[Stored records]
◆ ◆ ◆ ◆
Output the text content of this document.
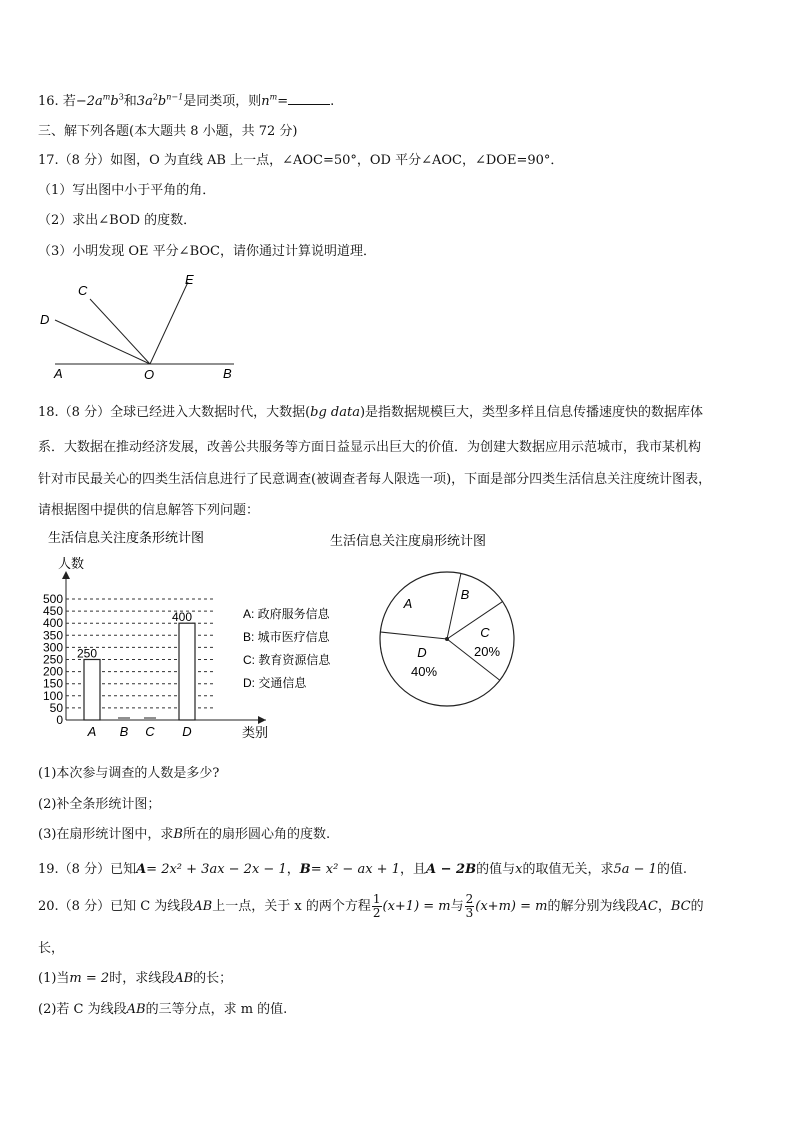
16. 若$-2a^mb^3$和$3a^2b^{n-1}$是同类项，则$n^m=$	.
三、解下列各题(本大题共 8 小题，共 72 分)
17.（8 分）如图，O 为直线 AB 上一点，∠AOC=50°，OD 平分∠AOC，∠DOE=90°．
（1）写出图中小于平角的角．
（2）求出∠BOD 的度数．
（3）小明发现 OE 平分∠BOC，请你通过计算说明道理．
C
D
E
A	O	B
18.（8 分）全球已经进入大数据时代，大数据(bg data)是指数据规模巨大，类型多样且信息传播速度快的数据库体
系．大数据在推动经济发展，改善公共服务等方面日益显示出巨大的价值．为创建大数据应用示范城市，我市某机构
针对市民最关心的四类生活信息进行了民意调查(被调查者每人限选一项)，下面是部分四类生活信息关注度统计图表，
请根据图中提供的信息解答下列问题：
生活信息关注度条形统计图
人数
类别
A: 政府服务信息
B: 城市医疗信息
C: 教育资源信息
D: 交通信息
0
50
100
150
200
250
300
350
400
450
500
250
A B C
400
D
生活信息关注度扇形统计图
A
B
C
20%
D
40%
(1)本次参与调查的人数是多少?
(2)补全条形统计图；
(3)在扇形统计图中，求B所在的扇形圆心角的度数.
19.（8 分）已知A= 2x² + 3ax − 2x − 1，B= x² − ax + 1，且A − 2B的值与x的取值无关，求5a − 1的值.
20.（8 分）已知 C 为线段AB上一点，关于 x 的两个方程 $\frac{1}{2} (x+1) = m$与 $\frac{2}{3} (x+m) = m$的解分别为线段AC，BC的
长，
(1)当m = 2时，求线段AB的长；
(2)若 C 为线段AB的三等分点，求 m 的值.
◆ ◆ ◆ ◆
▶ _WRITTEN INSTRUCTION_: Transcribe the full listing above exactly as it stands, minus the pictures.

▶ _TASK OUTPUT_:
Output the text content of this document.
16. 若$-2a^mb^3$和$3a^2b^{n-1}$是同类项，则$n^m=$	.
三、解下列各题(本大题共 8 小题，共 72 分)
17.（8 分）如图，O 为直线 AB 上一点，∠AOC=50°，OD 平分∠AOC，∠DOE=90°．
（1）写出图中小于平角的角．
（2）求出∠BOD 的度数．
（3）小明发现 OE 平分∠BOC，请你通过计算说明道理．
C
D
E
A	O	B
18.（8 分）全球已经进入大数据时代，大数据(bg data)是指数据规模巨大，类型多样且信息传播速度快的数据库体
系．大数据在推动经济发展，改善公共服务等方面日益显示出巨大的价值．为创建大数据应用示范城市，我市某机构
针对市民最关心的四类生活信息进行了民意调查(被调查者每人限选一项)，下面是部分四类生活信息关注度统计图表，
请根据图中提供的信息解答下列问题：
生活信息关注度条形统计图
人数
类别
A: 政府服务信息
B: 城市医疗信息
C: 教育资源信息
D: 交通信息
0
50
100
150
200
250
300
350
400
450
500
250
A B C
400
D
生活信息关注度扇形统计图
A
B
C
20%
D
40%
(1)本次参与调查的人数是多少?
(2)补全条形统计图；
(3)在扇形统计图中，求B所在的扇形圆心角的度数.
19.（8 分）已知A= 2x² + 3ax − 2x − 1，B= x² − ax + 1，且A − 2B的值与x的取值无关，求5a − 1的值.
20.（8 分）已知 C 为线段AB上一点，关于 x 的两个方程 $\frac{1}{2} (x+1) = m$与 $\frac{2}{3} (x+m) = m$的解分别为线段AC，BC的
长，
(1)当m = 2时，求线段AB的长；
(2)若 C 为线段AB的三等分点，求 m 的值.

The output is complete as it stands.